Collection entries
──────

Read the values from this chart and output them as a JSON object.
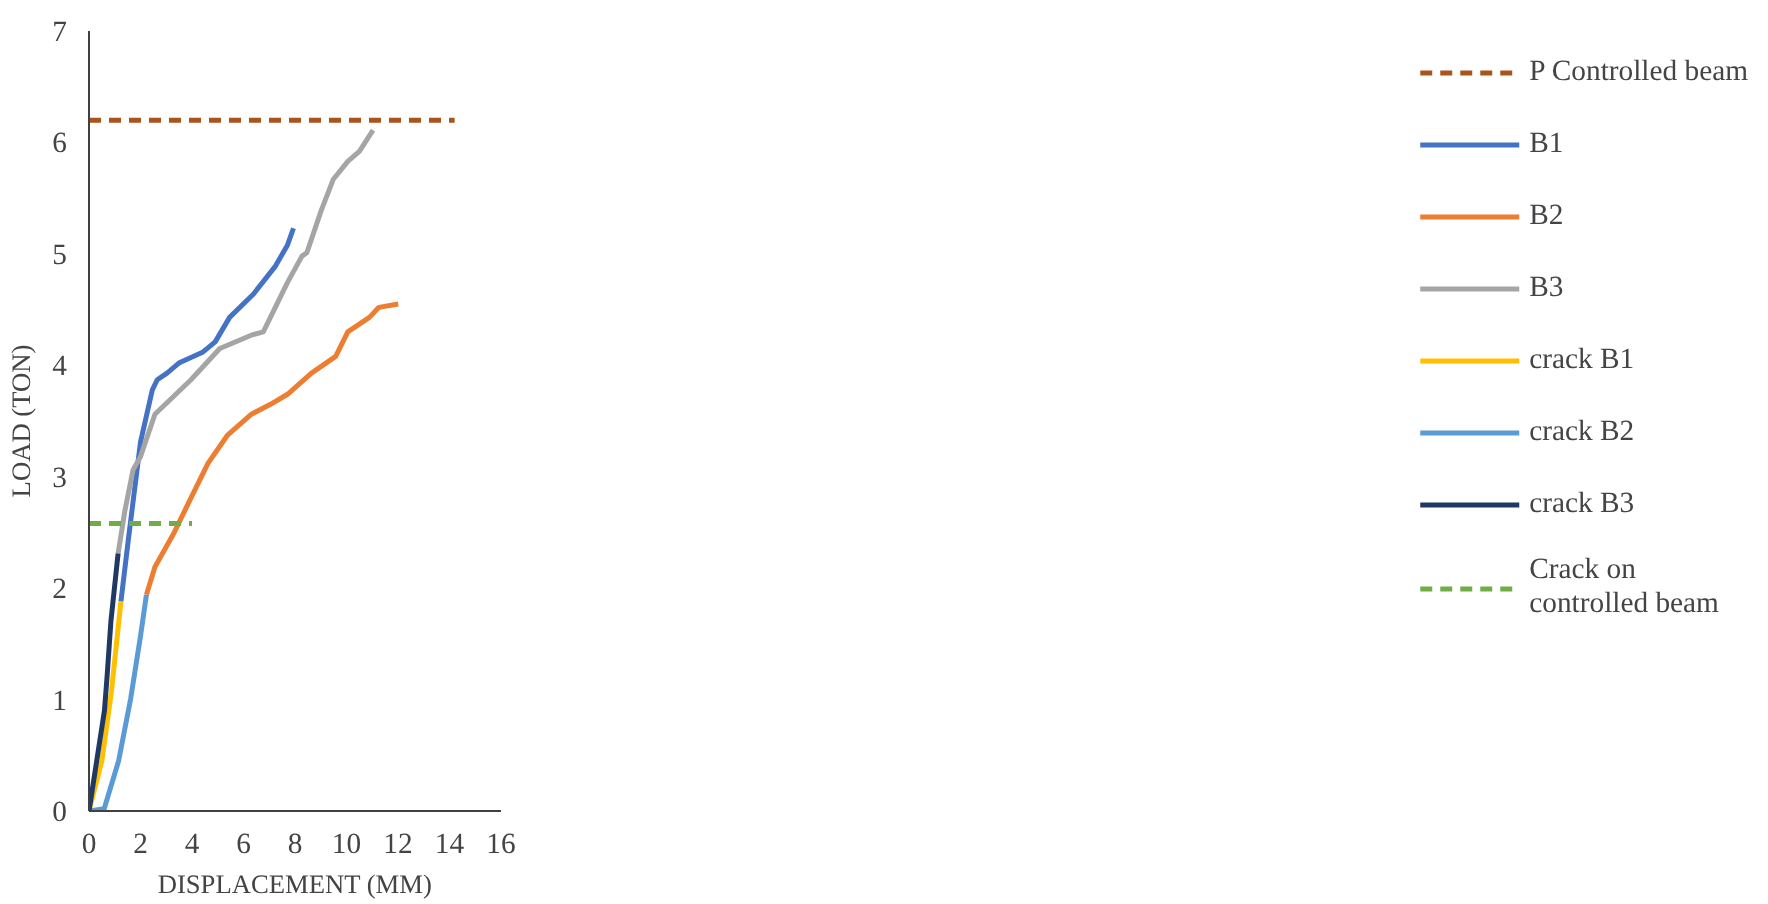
{
  "chart_data": {
    "type": "line",
    "xlabel": "DISPLACEMENT (MM)",
    "ylabel": "LOAD (TON)",
    "xlim": [
      0,
      16
    ],
    "ylim": [
      0,
      7
    ],
    "xticks": [
      0,
      2,
      4,
      6,
      8,
      10,
      12,
      14,
      16
    ],
    "yticks": [
      0,
      1,
      2,
      3,
      4,
      5,
      6,
      7
    ],
    "grid": false,
    "legend": "right",
    "marker": "none",
    "series": [
      {
        "name": "P Controlled beam",
        "color": "#a9541c",
        "line_style": "dashed",
        "x": [
          0,
          14.2
        ],
        "values": [
          6.2,
          6.2
        ]
      },
      {
        "name": "B1",
        "color": "#4472c4",
        "x": [
          1.24,
          1.53,
          2.0,
          2.46,
          2.65,
          3.03,
          3.49,
          4.43,
          4.9,
          5.46,
          6.39,
          7.24,
          7.71,
          7.94
        ],
        "values": [
          1.88,
          2.44,
          3.31,
          3.78,
          3.87,
          3.93,
          4.02,
          4.12,
          4.21,
          4.43,
          4.64,
          4.89,
          5.08,
          5.23
        ]
      },
      {
        "name": "B2",
        "color": "#ed7d31",
        "x": [
          2.23,
          2.56,
          3.31,
          3.96,
          4.62,
          5.37,
          6.3,
          7.05,
          7.71,
          8.64,
          9.58,
          10.05,
          10.89,
          11.26,
          12.01
        ],
        "values": [
          1.94,
          2.19,
          2.5,
          2.81,
          3.12,
          3.37,
          3.56,
          3.65,
          3.74,
          3.93,
          4.08,
          4.3,
          4.43,
          4.52,
          4.55
        ]
      },
      {
        "name": "B3",
        "color": "#a5a5a5",
        "x": [
          1.13,
          1.39,
          1.71,
          2.0,
          2.56,
          3.96,
          5.08,
          6.3,
          6.77,
          7.7,
          8.27,
          8.46,
          9.02,
          9.49,
          10.05,
          10.5,
          11.03
        ],
        "values": [
          2.31,
          2.69,
          3.06,
          3.18,
          3.56,
          3.87,
          4.15,
          4.27,
          4.3,
          4.74,
          4.98,
          5.01,
          5.39,
          5.67,
          5.83,
          5.92,
          6.11
        ]
      },
      {
        "name": "crack B1",
        "color": "#ffc000",
        "x": [
          0,
          0.5,
          0.87,
          1.24
        ],
        "values": [
          0,
          0.45,
          1.07,
          1.88
        ]
      },
      {
        "name": "crack B2",
        "color": "#5b9bd5",
        "x": [
          0,
          0.59,
          1.15,
          1.62,
          2.0,
          2.23
        ],
        "values": [
          0,
          0.02,
          0.45,
          1.01,
          1.57,
          1.94
        ]
      },
      {
        "name": "crack B3",
        "color": "#1f3864",
        "x": [
          0,
          0.3,
          0.6,
          0.7,
          0.85,
          1.13
        ],
        "values": [
          0,
          0.45,
          0.9,
          1.2,
          1.7,
          2.31
        ]
      },
      {
        "name": "Crack on\ncontrolled beam",
        "color": "#70ad47",
        "line_style": "dashed",
        "x": [
          0,
          4.0
        ],
        "values": [
          2.58,
          2.58
        ]
      }
    ]
  }
}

──────

▸ WRITTEN PROBLEM
Leave the pictures out and output the rest of the listing exactly.

▸ WRITTEN REPLY
Read the values from this chart and output them as a JSON object.
{
  "chart_data": {
    "type": "line",
    "xlabel": "DISPLACEMENT (MM)",
    "ylabel": "LOAD (TON)",
    "xlim": [
      0,
      16
    ],
    "ylim": [
      0,
      7
    ],
    "xticks": [
      0,
      2,
      4,
      6,
      8,
      10,
      12,
      14,
      16
    ],
    "yticks": [
      0,
      1,
      2,
      3,
      4,
      5,
      6,
      7
    ],
    "grid": false,
    "legend": "right",
    "marker": "none",
    "series": [
      {
        "name": "P Controlled beam",
        "color": "#a9541c",
        "line_style": "dashed",
        "x": [
          0,
          14.2
        ],
        "values": [
          6.2,
          6.2
        ]
      },
      {
        "name": "B1",
        "color": "#4472c4",
        "x": [
          1.24,
          1.53,
          2.0,
          2.46,
          2.65,
          3.03,
          3.49,
          4.43,
          4.9,
          5.46,
          6.39,
          7.24,
          7.71,
          7.94
        ],
        "values": [
          1.88,
          2.44,
          3.31,
          3.78,
          3.87,
          3.93,
          4.02,
          4.12,
          4.21,
          4.43,
          4.64,
          4.89,
          5.08,
          5.23
        ]
      },
      {
        "name": "B2",
        "color": "#ed7d31",
        "x": [
          2.23,
          2.56,
          3.31,
          3.96,
          4.62,
          5.37,
          6.3,
          7.05,
          7.71,
          8.64,
          9.58,
          10.05,
          10.89,
          11.26,
          12.01
        ],
        "values": [
          1.94,
          2.19,
          2.5,
          2.81,
          3.12,
          3.37,
          3.56,
          3.65,
          3.74,
          3.93,
          4.08,
          4.3,
          4.43,
          4.52,
          4.55
        ]
      },
      {
        "name": "B3",
        "color": "#a5a5a5",
        "x": [
          1.13,
          1.39,
          1.71,
          2.0,
          2.56,
          3.96,
          5.08,
          6.3,
          6.77,
          7.7,
          8.27,
          8.46,
          9.02,
          9.49,
          10.05,
          10.5,
          11.03
        ],
        "values": [
          2.31,
          2.69,
          3.06,
          3.18,
          3.56,
          3.87,
          4.15,
          4.27,
          4.3,
          4.74,
          4.98,
          5.01,
          5.39,
          5.67,
          5.83,
          5.92,
          6.11
        ]
      },
      {
        "name": "crack B1",
        "color": "#ffc000",
        "x": [
          0,
          0.5,
          0.87,
          1.24
        ],
        "values": [
          0,
          0.45,
          1.07,
          1.88
        ]
      },
      {
        "name": "crack B2",
        "color": "#5b9bd5",
        "x": [
          0,
          0.59,
          1.15,
          1.62,
          2.0,
          2.23
        ],
        "values": [
          0,
          0.02,
          0.45,
          1.01,
          1.57,
          1.94
        ]
      },
      {
        "name": "crack B3",
        "color": "#1f3864",
        "x": [
          0,
          0.3,
          0.6,
          0.7,
          0.85,
          1.13
        ],
        "values": [
          0,
          0.45,
          0.9,
          1.2,
          1.7,
          2.31
        ]
      },
      {
        "name": "Crack on\ncontrolled beam",
        "color": "#70ad47",
        "line_style": "dashed",
        "x": [
          0,
          4.0
        ],
        "values": [
          2.58,
          2.58
        ]
      }
    ]
  }
}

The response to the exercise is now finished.